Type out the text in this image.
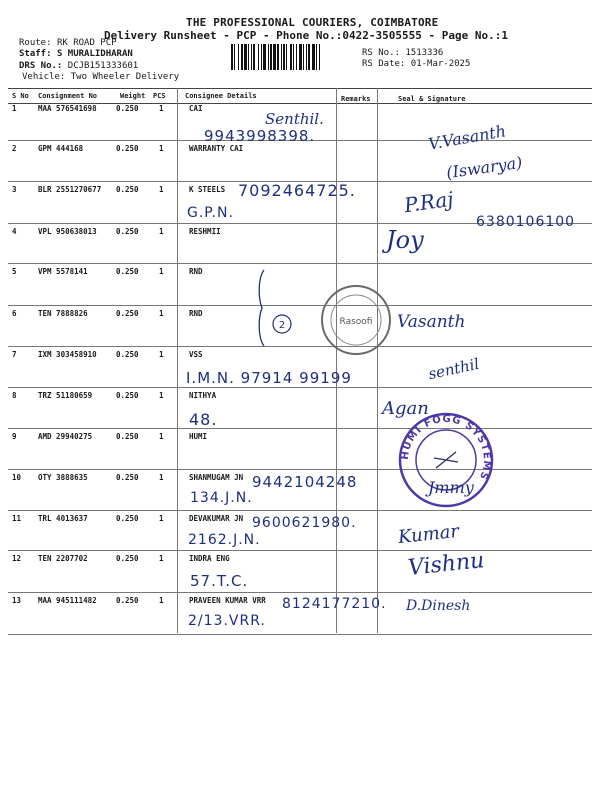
THE PROFESSIONAL COURIERS, COIMBATORE
Delivery Runsheet - PCP - Phone No.:0422-3505555 - Page No.:1
Route: RK ROAD PCP
Staff: S MURALIDHARAN
DRS No.: DCJB151333601
Vehicle: Two Wheeler Delivery
RS No.: 1513336
RS Date: 01-Mar-2025
S No Consignment No	Weight PCS	Consignee Details	Remarks	Seal & Signature
1	MAA 576541698	0.250	1	CAI
2	GPM 444168	0.250	1	WARRANTY CAI
3	BLR 2551270677 0.250	1	K STEELS
4	VPL 950638013	0.250	1	RESHMII
5	VPM 5578141	0.250	1	RND
6	TEN 7888826	0.250	1	RND
7	IXM 303458910	0.250	1	VSS
8	TRZ 51180659	0.250	1	NITHYA
9	AMD 29940275	0.250	1	HUMI
10 OTY 3888635	0.250	1	SHANMUGAM JN
11 TRL 4013637	0.250	1	DEVAKUMAR JN
12 TEN 2207702	0.250	1	INDRA ENG
13 MAA 945111482	0.250	1	PRAVEEN KUMAR VRR
Senthil.
9943998398.	V.Vasanth
(Iswarya)
7092464725.
G.P.N.	P.Raj
6380106100
Joy
2	Rasoofi Vasanth
I.M.N. 97914 99199	senthil
48.
Agan
HUMI FOGG SYSTEMS
9442104248
134.J.N.
Jmmy
9600621980.
2162.J.N.	Kumar
Vishnu
57.T.C.
8124177210.
2/13.VRR.
D.Dinesh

= = =

→ Task instructions: Reproduce the listing exactly. Leave its pictures out.

→ Task solution:
Type out the text in this image.
THE PROFESSIONAL COURIERS, COIMBATORE
Delivery Runsheet - PCP - Phone No.:0422-3505555 - Page No.:1
Route: RK ROAD PCP
Staff: S MURALIDHARAN
DRS No.: DCJB151333601
Vehicle: Two Wheeler Delivery
RS No.: 1513336
RS Date: 01-Mar-2025
S No Consignment No	Weight PCS	Consignee Details	Remarks	Seal & Signature
1	MAA 576541698	0.250	1	CAI
2	GPM 444168	0.250	1	WARRANTY CAI
3	BLR 2551270677 0.250	1	K STEELS
4	VPL 950638013	0.250	1	RESHMII
5	VPM 5578141	0.250	1	RND
6	TEN 7888826	0.250	1	RND
7	IXM 303458910	0.250	1	VSS
8	TRZ 51180659	0.250	1	NITHYA
9	AMD 29940275	0.250	1	HUMI
10 OTY 3888635	0.250	1	SHANMUGAM JN
11 TRL 4013637	0.250	1	DEVAKUMAR JN
12 TEN 2207702	0.250	1	INDRA ENG
13 MAA 945111482	0.250	1	PRAVEEN KUMAR VRR
Senthil.
9943998398.	V.Vasanth
(Iswarya)
7092464725.
G.P.N.	P.Raj
6380106100
Joy
2	Rasoofi Vasanth
I.M.N. 97914 99199	senthil
48.
Agan
HUMI FOGG SYSTEMS
9442104248
134.J.N.
Jmmy
9600621980.
2162.J.N.	Kumar
Vishnu
57.T.C.
8124177210.
2/13.VRR.
D.Dinesh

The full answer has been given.